• **Chart and figure data**
=======

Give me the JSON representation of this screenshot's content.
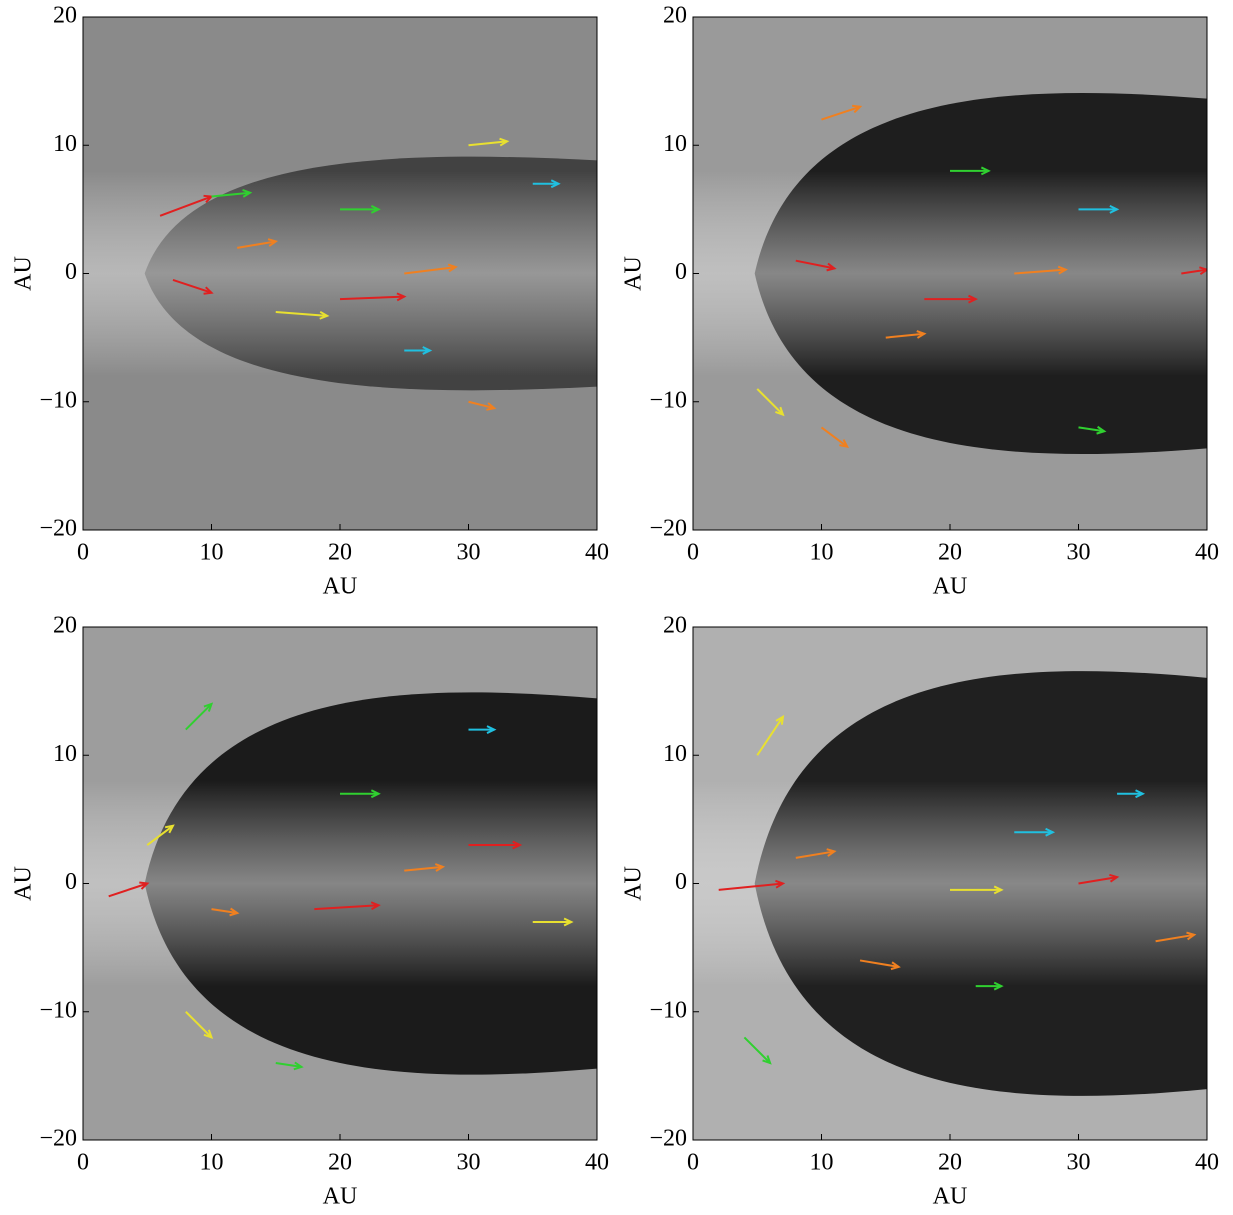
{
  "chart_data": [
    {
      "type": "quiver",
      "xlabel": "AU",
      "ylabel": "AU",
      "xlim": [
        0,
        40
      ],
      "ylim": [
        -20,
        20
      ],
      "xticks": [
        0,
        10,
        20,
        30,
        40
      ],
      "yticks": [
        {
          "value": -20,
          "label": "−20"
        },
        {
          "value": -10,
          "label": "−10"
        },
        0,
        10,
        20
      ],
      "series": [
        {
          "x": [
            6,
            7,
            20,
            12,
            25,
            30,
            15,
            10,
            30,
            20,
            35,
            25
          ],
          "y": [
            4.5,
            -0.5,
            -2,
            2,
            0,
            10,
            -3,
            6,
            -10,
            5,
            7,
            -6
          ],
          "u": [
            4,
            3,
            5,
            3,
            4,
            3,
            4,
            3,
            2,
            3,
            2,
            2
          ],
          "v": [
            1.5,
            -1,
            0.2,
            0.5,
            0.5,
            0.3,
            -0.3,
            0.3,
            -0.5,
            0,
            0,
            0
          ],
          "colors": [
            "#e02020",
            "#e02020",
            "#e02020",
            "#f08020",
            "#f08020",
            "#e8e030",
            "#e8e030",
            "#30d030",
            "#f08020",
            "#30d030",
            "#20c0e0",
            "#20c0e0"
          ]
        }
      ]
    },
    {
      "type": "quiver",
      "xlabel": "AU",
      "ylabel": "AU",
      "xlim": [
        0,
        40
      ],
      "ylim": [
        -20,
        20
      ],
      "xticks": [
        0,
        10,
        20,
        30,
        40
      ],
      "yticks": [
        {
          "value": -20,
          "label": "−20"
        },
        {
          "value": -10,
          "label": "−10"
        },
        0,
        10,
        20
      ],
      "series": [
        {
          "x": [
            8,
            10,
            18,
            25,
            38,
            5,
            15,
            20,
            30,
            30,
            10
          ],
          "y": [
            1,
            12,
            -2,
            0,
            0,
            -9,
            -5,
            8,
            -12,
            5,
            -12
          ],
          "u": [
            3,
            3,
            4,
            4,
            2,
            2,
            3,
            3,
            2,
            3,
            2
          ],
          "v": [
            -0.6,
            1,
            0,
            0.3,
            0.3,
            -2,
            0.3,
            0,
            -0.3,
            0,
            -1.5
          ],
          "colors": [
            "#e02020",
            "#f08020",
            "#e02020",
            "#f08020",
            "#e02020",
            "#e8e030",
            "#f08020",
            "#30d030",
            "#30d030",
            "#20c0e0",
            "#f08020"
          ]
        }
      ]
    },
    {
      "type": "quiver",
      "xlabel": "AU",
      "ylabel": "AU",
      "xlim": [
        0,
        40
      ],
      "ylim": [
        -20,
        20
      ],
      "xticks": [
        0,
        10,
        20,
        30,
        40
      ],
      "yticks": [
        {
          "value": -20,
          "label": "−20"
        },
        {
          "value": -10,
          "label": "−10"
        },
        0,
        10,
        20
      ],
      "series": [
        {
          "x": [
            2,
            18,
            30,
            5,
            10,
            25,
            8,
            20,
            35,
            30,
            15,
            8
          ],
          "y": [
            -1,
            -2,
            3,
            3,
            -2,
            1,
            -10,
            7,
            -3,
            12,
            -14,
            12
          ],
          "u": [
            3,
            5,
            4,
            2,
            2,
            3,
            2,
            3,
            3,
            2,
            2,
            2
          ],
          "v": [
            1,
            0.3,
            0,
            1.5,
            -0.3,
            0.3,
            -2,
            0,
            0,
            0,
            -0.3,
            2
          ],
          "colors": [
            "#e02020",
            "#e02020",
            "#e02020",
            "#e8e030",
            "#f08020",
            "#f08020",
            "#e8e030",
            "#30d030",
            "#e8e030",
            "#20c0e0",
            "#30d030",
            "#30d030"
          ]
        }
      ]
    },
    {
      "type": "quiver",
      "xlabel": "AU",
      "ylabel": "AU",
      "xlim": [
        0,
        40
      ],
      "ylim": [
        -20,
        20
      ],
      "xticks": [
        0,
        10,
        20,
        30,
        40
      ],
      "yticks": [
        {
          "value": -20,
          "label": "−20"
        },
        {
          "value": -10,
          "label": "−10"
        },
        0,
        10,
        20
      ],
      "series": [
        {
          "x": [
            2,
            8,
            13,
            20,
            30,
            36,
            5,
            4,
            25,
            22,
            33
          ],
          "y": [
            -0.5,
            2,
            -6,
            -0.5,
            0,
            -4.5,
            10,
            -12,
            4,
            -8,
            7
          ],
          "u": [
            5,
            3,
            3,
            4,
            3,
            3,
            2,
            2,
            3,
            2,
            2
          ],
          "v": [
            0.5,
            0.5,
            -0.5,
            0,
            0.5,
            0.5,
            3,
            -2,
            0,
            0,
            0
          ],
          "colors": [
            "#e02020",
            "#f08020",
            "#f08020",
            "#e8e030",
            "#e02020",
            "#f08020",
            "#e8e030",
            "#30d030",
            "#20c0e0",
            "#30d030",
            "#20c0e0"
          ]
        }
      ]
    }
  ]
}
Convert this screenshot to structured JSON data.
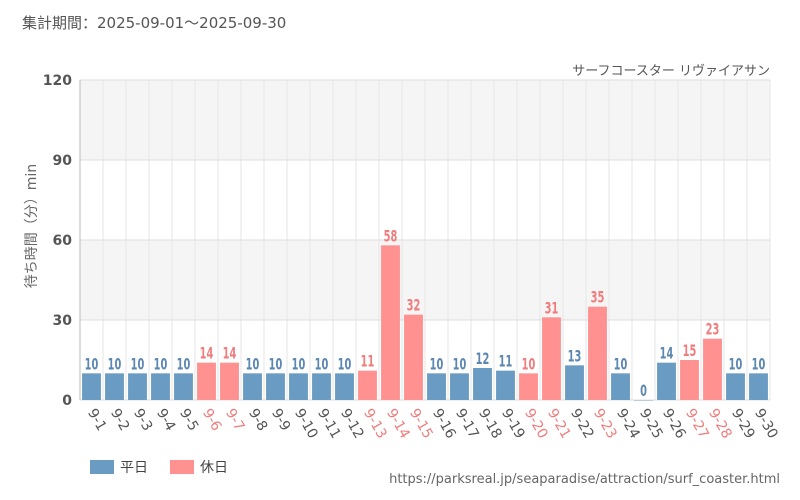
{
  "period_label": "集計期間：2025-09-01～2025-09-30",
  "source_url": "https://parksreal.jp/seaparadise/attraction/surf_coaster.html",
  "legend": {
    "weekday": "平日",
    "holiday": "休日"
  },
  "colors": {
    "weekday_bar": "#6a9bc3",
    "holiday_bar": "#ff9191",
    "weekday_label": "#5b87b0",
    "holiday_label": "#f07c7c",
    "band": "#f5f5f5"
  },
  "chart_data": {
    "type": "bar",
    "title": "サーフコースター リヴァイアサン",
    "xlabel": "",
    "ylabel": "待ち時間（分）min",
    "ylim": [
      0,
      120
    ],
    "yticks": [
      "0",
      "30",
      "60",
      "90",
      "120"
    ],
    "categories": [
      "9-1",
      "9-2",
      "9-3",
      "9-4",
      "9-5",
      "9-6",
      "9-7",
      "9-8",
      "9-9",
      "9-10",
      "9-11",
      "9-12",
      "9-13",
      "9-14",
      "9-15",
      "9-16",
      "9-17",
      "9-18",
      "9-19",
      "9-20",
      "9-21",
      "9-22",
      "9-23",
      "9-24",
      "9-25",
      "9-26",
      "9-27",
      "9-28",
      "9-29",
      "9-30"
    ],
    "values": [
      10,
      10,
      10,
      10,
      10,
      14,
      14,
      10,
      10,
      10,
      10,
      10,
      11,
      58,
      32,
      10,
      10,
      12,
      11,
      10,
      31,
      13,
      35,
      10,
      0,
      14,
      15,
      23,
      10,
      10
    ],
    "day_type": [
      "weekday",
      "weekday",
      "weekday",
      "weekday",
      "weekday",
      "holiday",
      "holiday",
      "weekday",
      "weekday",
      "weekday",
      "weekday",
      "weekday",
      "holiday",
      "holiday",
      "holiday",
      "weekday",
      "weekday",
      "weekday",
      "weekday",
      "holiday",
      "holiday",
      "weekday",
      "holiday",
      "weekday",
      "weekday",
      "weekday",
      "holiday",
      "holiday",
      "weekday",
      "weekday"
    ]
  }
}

=======

• **Work to be completed**
Repeat the listing in full and exactly. Leave any pictures out.

• **Result for this task**
Give me the JSON representation of this screenshot's content.
{
  "chart_data": [
    {
      "type": "quiver",
      "xlabel": "AU",
      "ylabel": "AU",
      "xlim": [
        0,
        40
      ],
      "ylim": [
        -20,
        20
      ],
      "xticks": [
        0,
        10,
        20,
        30,
        40
      ],
      "yticks": [
        {
          "value": -20,
          "label": "−20"
        },
        {
          "value": -10,
          "label": "−10"
        },
        0,
        10,
        20
      ],
      "series": [
        {
          "x": [
            6,
            7,
            20,
            12,
            25,
            30,
            15,
            10,
            30,
            20,
            35,
            25
          ],
          "y": [
            4.5,
            -0.5,
            -2,
            2,
            0,
            10,
            -3,
            6,
            -10,
            5,
            7,
            -6
          ],
          "u": [
            4,
            3,
            5,
            3,
            4,
            3,
            4,
            3,
            2,
            3,
            2,
            2
          ],
          "v": [
            1.5,
            -1,
            0.2,
            0.5,
            0.5,
            0.3,
            -0.3,
            0.3,
            -0.5,
            0,
            0,
            0
          ],
          "colors": [
            "#e02020",
            "#e02020",
            "#e02020",
            "#f08020",
            "#f08020",
            "#e8e030",
            "#e8e030",
            "#30d030",
            "#f08020",
            "#30d030",
            "#20c0e0",
            "#20c0e0"
          ]
        }
      ]
    },
    {
      "type": "quiver",
      "xlabel": "AU",
      "ylabel": "AU",
      "xlim": [
        0,
        40
      ],
      "ylim": [
        -20,
        20
      ],
      "xticks": [
        0,
        10,
        20,
        30,
        40
      ],
      "yticks": [
        {
          "value": -20,
          "label": "−20"
        },
        {
          "value": -10,
          "label": "−10"
        },
        0,
        10,
        20
      ],
      "series": [
        {
          "x": [
            8,
            10,
            18,
            25,
            38,
            5,
            15,
            20,
            30,
            30,
            10
          ],
          "y": [
            1,
            12,
            -2,
            0,
            0,
            -9,
            -5,
            8,
            -12,
            5,
            -12
          ],
          "u": [
            3,
            3,
            4,
            4,
            2,
            2,
            3,
            3,
            2,
            3,
            2
          ],
          "v": [
            -0.6,
            1,
            0,
            0.3,
            0.3,
            -2,
            0.3,
            0,
            -0.3,
            0,
            -1.5
          ],
          "colors": [
            "#e02020",
            "#f08020",
            "#e02020",
            "#f08020",
            "#e02020",
            "#e8e030",
            "#f08020",
            "#30d030",
            "#30d030",
            "#20c0e0",
            "#f08020"
          ]
        }
      ]
    },
    {
      "type": "quiver",
      "xlabel": "AU",
      "ylabel": "AU",
      "xlim": [
        0,
        40
      ],
      "ylim": [
        -20,
        20
      ],
      "xticks": [
        0,
        10,
        20,
        30,
        40
      ],
      "yticks": [
        {
          "value": -20,
          "label": "−20"
        },
        {
          "value": -10,
          "label": "−10"
        },
        0,
        10,
        20
      ],
      "series": [
        {
          "x": [
            2,
            18,
            30,
            5,
            10,
            25,
            8,
            20,
            35,
            30,
            15,
            8
          ],
          "y": [
            -1,
            -2,
            3,
            3,
            -2,
            1,
            -10,
            7,
            -3,
            12,
            -14,
            12
          ],
          "u": [
            3,
            5,
            4,
            2,
            2,
            3,
            2,
            3,
            3,
            2,
            2,
            2
          ],
          "v": [
            1,
            0.3,
            0,
            1.5,
            -0.3,
            0.3,
            -2,
            0,
            0,
            0,
            -0.3,
            2
          ],
          "colors": [
            "#e02020",
            "#e02020",
            "#e02020",
            "#e8e030",
            "#f08020",
            "#f08020",
            "#e8e030",
            "#30d030",
            "#e8e030",
            "#20c0e0",
            "#30d030",
            "#30d030"
          ]
        }
      ]
    },
    {
      "type": "quiver",
      "xlabel": "AU",
      "ylabel": "AU",
      "xlim": [
        0,
        40
      ],
      "ylim": [
        -20,
        20
      ],
      "xticks": [
        0,
        10,
        20,
        30,
        40
      ],
      "yticks": [
        {
          "value": -20,
          "label": "−20"
        },
        {
          "value": -10,
          "label": "−10"
        },
        0,
        10,
        20
      ],
      "series": [
        {
          "x": [
            2,
            8,
            13,
            20,
            30,
            36,
            5,
            4,
            25,
            22,
            33
          ],
          "y": [
            -0.5,
            2,
            -6,
            -0.5,
            0,
            -4.5,
            10,
            -12,
            4,
            -8,
            7
          ],
          "u": [
            5,
            3,
            3,
            4,
            3,
            3,
            2,
            2,
            3,
            2,
            2
          ],
          "v": [
            0.5,
            0.5,
            -0.5,
            0,
            0.5,
            0.5,
            3,
            -2,
            0,
            0,
            0
          ],
          "colors": [
            "#e02020",
            "#f08020",
            "#f08020",
            "#e8e030",
            "#e02020",
            "#f08020",
            "#e8e030",
            "#30d030",
            "#20c0e0",
            "#30d030",
            "#20c0e0"
          ]
        }
      ]
    }
  ]
}
Convert this screenshot to structured JSON data.
{
  "period_label": "集計期間：2025-09-01～2025-09-30",
  "source_url": "https://parksreal.jp/seaparadise/attraction/surf_coaster.html",
  "legend": {
    "weekday": "平日",
    "holiday": "休日"
  },
  "colors": {
    "weekday_bar": "#6a9bc3",
    "holiday_bar": "#ff9191",
    "weekday_label": "#5b87b0",
    "holiday_label": "#f07c7c",
    "band": "#f5f5f5"
  },
  "chart_data": {
    "type": "bar",
    "title": "サーフコースター リヴァイアサン",
    "xlabel": "",
    "ylabel": "待ち時間（分）min",
    "ylim": [
      0,
      120
    ],
    "yticks": [
      "0",
      "30",
      "60",
      "90",
      "120"
    ],
    "categories": [
      "9-1",
      "9-2",
      "9-3",
      "9-4",
      "9-5",
      "9-6",
      "9-7",
      "9-8",
      "9-9",
      "9-10",
      "9-11",
      "9-12",
      "9-13",
      "9-14",
      "9-15",
      "9-16",
      "9-17",
      "9-18",
      "9-19",
      "9-20",
      "9-21",
      "9-22",
      "9-23",
      "9-24",
      "9-25",
      "9-26",
      "9-27",
      "9-28",
      "9-29",
      "9-30"
    ],
    "values": [
      10,
      10,
      10,
      10,
      10,
      14,
      14,
      10,
      10,
      10,
      10,
      10,
      11,
      58,
      32,
      10,
      10,
      12,
      11,
      10,
      31,
      13,
      35,
      10,
      0,
      14,
      15,
      23,
      10,
      10
    ],
    "day_type": [
      "weekday",
      "weekday",
      "weekday",
      "weekday",
      "weekday",
      "holiday",
      "holiday",
      "weekday",
      "weekday",
      "weekday",
      "weekday",
      "weekday",
      "holiday",
      "holiday",
      "holiday",
      "weekday",
      "weekday",
      "weekday",
      "weekday",
      "holiday",
      "holiday",
      "weekday",
      "holiday",
      "weekday",
      "weekday",
      "weekday",
      "holiday",
      "holiday",
      "weekday",
      "weekday"
    ]
  }
}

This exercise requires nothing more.